Required action A —
In the coffee shop excerpt, repeat the passage from "The stories that" up to and including "-- Kingsford, Mich.", substituting "survival of the fittest" for "Darwinian evolution".
Required action B —
According to the coffee shop excerpt, how much did the Wheelers pay the second company they hired for electrical work?

Extract provided —
━━━━

The thousands of workers let go during this crisis take little solace in what economists call this segment’s fortunate “lack of elasticity.” Constant demand and fewer shops mean that the death of these businesses boosts revenue available to survivors. More significantly it demonstrates that reputation, resilience, ingenuity and sound financial underpinnings matter.
“To survive and even thrive in this environment, shop owners will re-learn the lessons of specialty coffee pioneers Alfred Peet and the early Starbucks and put serious effort into their bean sales,” observes SCAA General Counsel Marshall Fuss.
“One thing seems certain: the American coffee shop landscape will look very different in a few years,” he says.
The stories that follow document Darwinian evolution under the harshest circumstances. In this series the owners of long-standing shops large and small reflect on what led to their demise. They relate with courage and candor the painful lessons that caused them to abandon once-successful ventures, seek bankruptcy protection and pursue remedies in court. These folks aren’t failures. They poured all they had to give, understanding that if you've never failed, you've never really tried.
Koinonia Café -- Kingsford, Mich.
Owners: Liz Wheeler and spouse
Inspiration As Liz Wheeler and her husband drove into the small town, Kingsford, Mich., which was to become their home, they noted the empty gravel lots where high school students loitered after dusk, hugging, smoking, playing football.
“My husband was a youth pastor; our hearts went out to the students with too much time on their hands and not enough supervision,” recounts Liz Wheeler. “In this blue-collar town, a lot of parents, many single, worked two or more jobs to pay the bills leaving the kids on their own. We felt compelled to start a coffeehouse that would cater to the youth, and pay for itself—like a non-profit, only without the grants.”
The Wheelers started by partnering with a local chef. After a few months of planning, a corporation was formed, and they applied for a loan guaranteed by the Small Business Administration. “To our amazement, we got it,” says Wheeler. “With $62,500 from the bank and another $12,500 from a revolving loan fund from town, we went to work.”
On opening day, Sept. 15, 2002, Koinonia Café greeted customers with a room for dining and conversation, and a second with two pool tables, a foosball table and two dartboards. A full kitchen serviced the breakfast and lunch menu, ranging in price from $1.25 for a muffin to about $6.99 for a full breakfast or $8.25 for a full lunch.
First Sign of Trouble Wheeler says the first snag was hiring an electrician who dragged his heels. “After six weeks waiting for the work to be completed, we fired him,” she says. “We were running out of working capital and needed to open in two weeks. So we hired someone a lot more expensive. Our budget for electrical was $1,500. We paid the second company almost $15,000.”
Koinonia Café was only open a few hours on opening day to get friends in and practice. In hindsight, Wheeler admits her staff wasn’t trained nearly as well as they should have been. “After a story about us broke in the local paper, we were overwhelmed with business. People’s first experience in our store was waiting 20 minutes to get a smoothie,” she says. Even so, sales for those first two weeks topped $9,000. “We needed $15,000 a month to break even. We had high overhead with our lease ($1,890 per month plus about $333 for property taxes we agreed to pay). We also planned on myself and the chef taking paychecks.”

━━━━

Record extracts —

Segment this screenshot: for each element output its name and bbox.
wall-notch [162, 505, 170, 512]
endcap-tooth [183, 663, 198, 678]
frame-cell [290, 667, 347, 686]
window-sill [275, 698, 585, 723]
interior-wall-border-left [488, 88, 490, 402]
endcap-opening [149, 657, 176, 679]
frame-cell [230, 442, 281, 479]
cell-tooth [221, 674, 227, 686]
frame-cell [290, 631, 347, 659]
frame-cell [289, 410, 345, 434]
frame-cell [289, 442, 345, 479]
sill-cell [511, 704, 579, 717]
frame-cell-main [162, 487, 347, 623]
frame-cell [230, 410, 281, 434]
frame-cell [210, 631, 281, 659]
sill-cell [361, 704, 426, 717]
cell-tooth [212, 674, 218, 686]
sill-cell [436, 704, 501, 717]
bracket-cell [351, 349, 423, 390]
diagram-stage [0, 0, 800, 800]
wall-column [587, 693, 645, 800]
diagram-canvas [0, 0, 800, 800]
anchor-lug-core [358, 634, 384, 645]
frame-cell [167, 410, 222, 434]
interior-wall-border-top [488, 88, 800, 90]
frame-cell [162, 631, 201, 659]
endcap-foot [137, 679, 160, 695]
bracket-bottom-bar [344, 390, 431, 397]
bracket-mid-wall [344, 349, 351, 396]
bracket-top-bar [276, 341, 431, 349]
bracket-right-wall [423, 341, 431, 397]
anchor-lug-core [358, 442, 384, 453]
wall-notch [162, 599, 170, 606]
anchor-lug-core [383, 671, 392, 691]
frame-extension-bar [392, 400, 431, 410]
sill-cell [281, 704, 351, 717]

━━━━

Reply A —
The stories that follow document survival of the fittest under the harshest circumstances. In this series the owners of long-standing shops large and small reflect on what led to their demise. They relate with courage and candor the painful lessons that caused them to abandon once-successful ventures, seek bankruptcy protection and pursue remedies in court. These folks aren’t failures. They poured all they had to give, understanding that if you've never failed, you've never really tried.
Koinonia Café -- Kingsford, Mich.

Reply B —
Almost $15,000.